Extract all of the entries and set them down verbatim.

# [Input material]
····················
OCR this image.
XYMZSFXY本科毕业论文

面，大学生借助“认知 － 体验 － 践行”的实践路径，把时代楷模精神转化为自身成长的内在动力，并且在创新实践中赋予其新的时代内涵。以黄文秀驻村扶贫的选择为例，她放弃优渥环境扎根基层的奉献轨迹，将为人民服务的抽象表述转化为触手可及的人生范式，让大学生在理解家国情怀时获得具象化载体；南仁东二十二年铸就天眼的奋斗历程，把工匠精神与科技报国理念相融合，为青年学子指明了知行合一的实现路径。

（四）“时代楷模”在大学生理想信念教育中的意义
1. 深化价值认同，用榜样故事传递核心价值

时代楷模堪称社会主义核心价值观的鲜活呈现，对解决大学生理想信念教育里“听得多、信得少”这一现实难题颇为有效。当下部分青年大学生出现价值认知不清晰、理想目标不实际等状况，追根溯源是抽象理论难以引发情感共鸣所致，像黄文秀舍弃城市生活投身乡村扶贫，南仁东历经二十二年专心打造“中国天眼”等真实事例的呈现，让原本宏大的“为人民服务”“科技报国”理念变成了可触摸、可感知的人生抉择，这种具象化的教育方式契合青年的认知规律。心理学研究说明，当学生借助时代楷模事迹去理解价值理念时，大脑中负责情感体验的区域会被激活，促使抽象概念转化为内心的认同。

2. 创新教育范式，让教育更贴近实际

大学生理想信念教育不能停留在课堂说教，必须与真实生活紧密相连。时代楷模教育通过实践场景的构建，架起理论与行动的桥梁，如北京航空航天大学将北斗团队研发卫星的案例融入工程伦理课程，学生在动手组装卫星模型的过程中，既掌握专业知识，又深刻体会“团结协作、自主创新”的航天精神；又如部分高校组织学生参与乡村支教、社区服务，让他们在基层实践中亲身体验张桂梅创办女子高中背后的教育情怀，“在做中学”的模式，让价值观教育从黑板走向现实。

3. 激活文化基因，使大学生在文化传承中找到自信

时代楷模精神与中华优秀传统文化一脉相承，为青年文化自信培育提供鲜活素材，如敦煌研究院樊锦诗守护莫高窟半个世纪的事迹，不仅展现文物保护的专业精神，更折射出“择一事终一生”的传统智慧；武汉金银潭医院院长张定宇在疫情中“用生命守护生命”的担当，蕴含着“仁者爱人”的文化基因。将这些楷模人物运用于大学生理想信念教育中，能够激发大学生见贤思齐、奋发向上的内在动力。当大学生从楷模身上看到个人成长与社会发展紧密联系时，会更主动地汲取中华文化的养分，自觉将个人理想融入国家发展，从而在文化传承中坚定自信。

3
····················
# [Full output]
OCR this image.
XYMZSFXY本科毕业论文

面，大学生借助“认知 － 体验 － 践行”的实践路径，把时代楷模精神转化为自身成长的内在动力，并且在创新实践中赋予其新的时代内涵。以黄文秀驻村扶贫的选择为例，她放弃优渥环境扎根基层的奉献轨迹，将为人民服务的抽象表述转化为触手可及的人生范式，让大学生在理解家国情怀时获得具象化载体；南仁东二十二年铸就天眼的奋斗历程，把工匠精神与科技报国理念相融合，为青年学子指明了知行合一的实现路径。

（四）“时代楷模”在大学生理想信念教育中的意义
1. 深化价值认同，用榜样故事传递核心价值

时代楷模堪称社会主义核心价值观的鲜活呈现，对解决大学生理想信念教育里“听得多、信得少”这一现实难题颇为有效。当下部分青年大学生出现价值认知不清晰、理想目标不实际等状况，追根溯源是抽象理论难以引发情感共鸣所致，像黄文秀舍弃城市生活投身乡村扶贫，南仁东历经二十二年专心打造“中国天眼”等真实事例的呈现，让原本宏大的“为人民服务”“科技报国”理念变成了可触摸、可感知的人生抉择，这种具象化的教育方式契合青年的认知规律。心理学研究说明，当学生借助时代楷模事迹去理解价值理念时，大脑中负责情感体验的区域会被激活，促使抽象概念转化为内心的认同。

2. 创新教育范式，让教育更贴近实际

大学生理想信念教育不能停留在课堂说教，必须与真实生活紧密相连。时代楷模教育通过实践场景的构建，架起理论与行动的桥梁，如北京航空航天大学将北斗团队研发卫星的案例融入工程伦理课程，学生在动手组装卫星模型的过程中，既掌握专业知识，又深刻体会“团结协作、自主创新”的航天精神；又如部分高校组织学生参与乡村支教、社区服务，让他们在基层实践中亲身体验张桂梅创办女子高中背后的教育情怀，“在做中学”的模式，让价值观教育从黑板走向现实。

3. 激活文化基因，使大学生在文化传承中找到自信

时代楷模精神与中华优秀传统文化一脉相承，为青年文化自信培育提供鲜活素材，如敦煌研究院樊锦诗守护莫高窟半个世纪的事迹，不仅展现文物保护的专业精神，更折射出“择一事终一生”的传统智慧；武汉金银潭医院院长张定宇在疫情中“用生命守护生命”的担当，蕴含着“仁者爱人”的文化基因。将这些楷模人物运用于大学生理想信念教育中，能够激发大学生见贤思齐、奋发向上的内在动力。当大学生从楷模身上看到个人成长与社会发展紧密联系时，会更主动地汲取中华文化的养分，自觉将个人理想融入国家发展，从而在文化传承中坚定自信。

3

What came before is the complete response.